(GIVEN INSTRUCTION):
Check each line of the listing below for the word "this" and say how many lines have it. Nothing else should be written.

(DATASET ROWS):

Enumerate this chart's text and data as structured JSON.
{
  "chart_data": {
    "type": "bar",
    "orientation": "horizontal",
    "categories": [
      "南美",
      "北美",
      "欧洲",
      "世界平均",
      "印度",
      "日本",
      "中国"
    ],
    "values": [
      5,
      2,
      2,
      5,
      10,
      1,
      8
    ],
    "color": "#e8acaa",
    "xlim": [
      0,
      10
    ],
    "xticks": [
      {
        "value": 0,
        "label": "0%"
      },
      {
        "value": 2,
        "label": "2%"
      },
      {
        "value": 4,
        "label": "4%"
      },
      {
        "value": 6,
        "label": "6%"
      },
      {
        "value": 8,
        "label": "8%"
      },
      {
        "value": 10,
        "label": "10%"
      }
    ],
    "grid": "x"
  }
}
==
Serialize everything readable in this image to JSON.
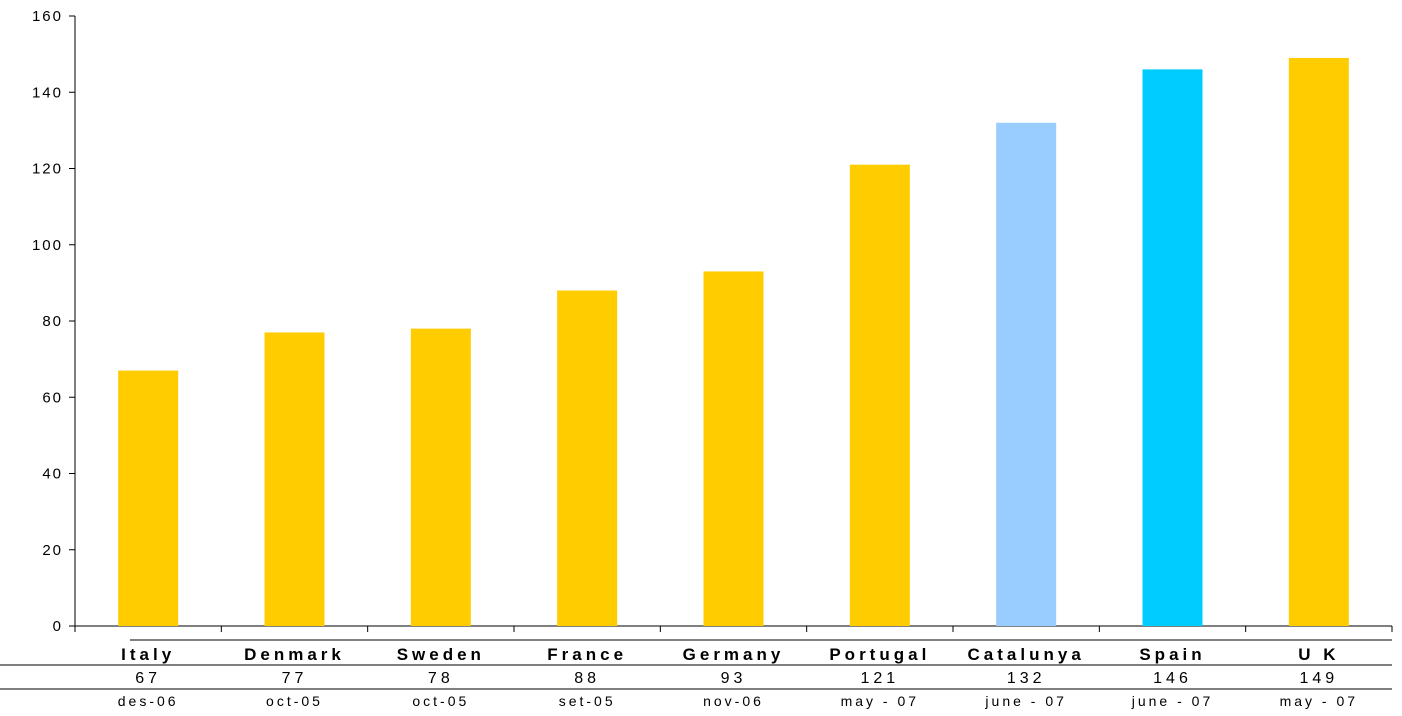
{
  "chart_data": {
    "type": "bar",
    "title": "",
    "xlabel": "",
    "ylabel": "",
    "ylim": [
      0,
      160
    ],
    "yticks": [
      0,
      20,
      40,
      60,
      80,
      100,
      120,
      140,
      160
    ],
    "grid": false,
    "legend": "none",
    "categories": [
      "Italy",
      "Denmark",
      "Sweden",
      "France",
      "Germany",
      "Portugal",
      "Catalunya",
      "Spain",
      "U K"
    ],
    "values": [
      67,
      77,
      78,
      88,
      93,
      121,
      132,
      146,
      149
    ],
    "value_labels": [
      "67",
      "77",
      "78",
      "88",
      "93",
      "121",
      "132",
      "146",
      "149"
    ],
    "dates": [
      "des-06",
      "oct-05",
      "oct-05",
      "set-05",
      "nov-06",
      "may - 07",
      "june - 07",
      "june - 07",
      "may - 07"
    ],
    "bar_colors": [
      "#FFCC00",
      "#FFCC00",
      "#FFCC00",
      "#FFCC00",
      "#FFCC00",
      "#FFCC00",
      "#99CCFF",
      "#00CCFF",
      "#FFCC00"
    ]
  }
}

(OUTPUT):
2